# Available data start

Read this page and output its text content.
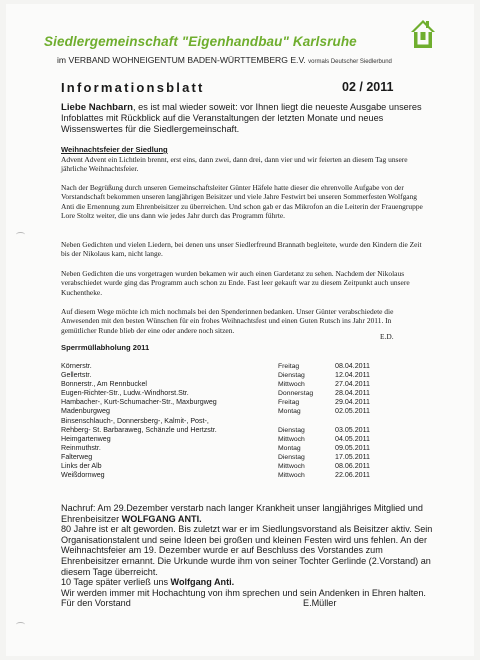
Siedlergemeinschaft "Eigenhandbau" Karlsruhe
im VERBAND WOHNEIGENTUM BADEN-WÜRTTEMBERG E.V. vormals Deutscher Siedlerbund
Informationsblatt	02 / 2011
Liebe Nachbarn, es ist mal wieder soweit: vor Ihnen liegt die neueste Ausgabe unseres Infoblattes mit Rückblick auf die Veranstaltungen der letzten Monate und neues Wissenswertes für die Siedlergemeinschaft.
Weihnachtsfeier der Siedlung
Advent Advent ein Lichtlein brennt, erst eins, dann zwei, dann drei, dann vier und wir feierten an diesem Tag unsere jährliche Weihnachtsfeier.
Nach der Begrüßung durch unseren Gemeinschaftsleiter Günter Häfele hatte dieser die ehrenvolle Aufgabe von der Vorstandschaft bekommen unseren langjährigen Beisitzer und viele Jahre Festwirt bei unseren Sommerfesten Wolfgang Anti die Ernennung zum Ehrenbeisitzer zu überreichen. Und schon gab er das Mikrofon an die Leiterin der Frauengruppe Lore Stoltz weiter, die uns dann wie jedes Jahr durch das Programm führte.
Neben Gedichten und vielen Liedern, bei denen uns unser Siedlerfreund Brannath begleitete, wurde den Kindern die Zeit bis der Nikolaus kam, nicht lange.
Neben Gedichten die uns vorgetragen wurden bekamen wir auch einen Gardetanz zu sehen. Nachdem der Nikolaus verabschiedet wurde ging das Programm auch schon zu Ende. Fast leer gekauft war zu diesem Zeitpunkt auch unsere Kuchentheke.
Auf diesem Wege möchte ich mich nochmals bei den Spenderinnen bedanken. Unser Günter verabschiedete die Anwesenden mit den besten Wünschen für ein frohes Weihnachtsfest und einen Guten Rutsch ins Jahr 2011. In gemütlicher Runde blieb der eine oder andere noch sitzen.
E.D.
Sperrmüllabholung 2011
Körnerstr.	Freitag	08.04.2011
Gellertstr.	Dienstag	12.04.2011
Bonnerstr., Am Rennbuckel	Mittwoch	27.04.2011
Eugen-Richter-Str., Ludw.-Windhorst.Str.	Donnerstag	28.04.2011
Hambacher-, Kurt-Schumacher-Str., Maxburgweg	Freitag	29.04.2011
Madenburgweg	Montag	02.05.2011
Binsenschlauch-, Donnersberg-, Kalmit-, Post-,
Rehberg- St. Barbaraweg, Schänzle und Hertzstr.	Dienstag	03.05.2011
Heimgartenweg	Mittwoch	04.05.2011
Reinmuthstr.	Montag	09.05.2011
Falterweg	Dienstag	17.05.2011
Links der Alb	Mittwoch	08.06.2011
Weißdornweg	Mittwoch	22.06.2011

Nachruf: Am 29.Dezember verstarb nach langer Krankheit unser langjähriges Mitglied und Ehrenbeisitzer WOLFGANG ANTI.

80 Jahre ist er alt geworden. Bis zuletzt war er im Siedlungsvorstand als Beisitzer aktiv. Sein Organisationstalent und seine Ideen bei großen und kleinen Festen wird uns fehlen. An der Weihnachtsfeier am 19. Dezember wurde er auf Beschluss des Vorstandes zum Ehrenbeisitzer ernannt. Die Urkunde wurde ihm von seiner Tochter Gerlinde (2.Vorstand) an diesem Tage überreicht.

10 Tage später verließ uns Wolfgang Anti.

Wir werden immer mit Hochachtung von ihm sprechen und sein Andenken in Ehren halten.

Für den Vorstand	E.Müller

# Available data end

* **Work to do**
Pull every line containing the word "schon" out of the material and copy it.

* **Result**
Nach der Begrüßung durch unseren Gemeinschaftsleiter Günter Häfele hatte dieser die ehrenvolle Aufgabe von der Vorstandschaft bekommen unseren langjährigen Beisitzer und viele Jahre Festwirt bei unseren Sommerfesten Wolfgang Anti die Ernennung zum Ehrenbeisitzer zu überreichen. Und schon gab er das Mikrofon an die Leiterin der Frauengruppe Lore Stoltz weiter, die uns dann wie jedes Jahr durch das Programm führte.
Neben Gedichten die uns vorgetragen wurden bekamen wir auch einen Gardetanz zu sehen. Nachdem der Nikolaus verabschiedet wurde ging das Programm auch schon zu Ende. Fast leer gekauft war zu diesem Zeitpunkt auch unsere Kuchentheke.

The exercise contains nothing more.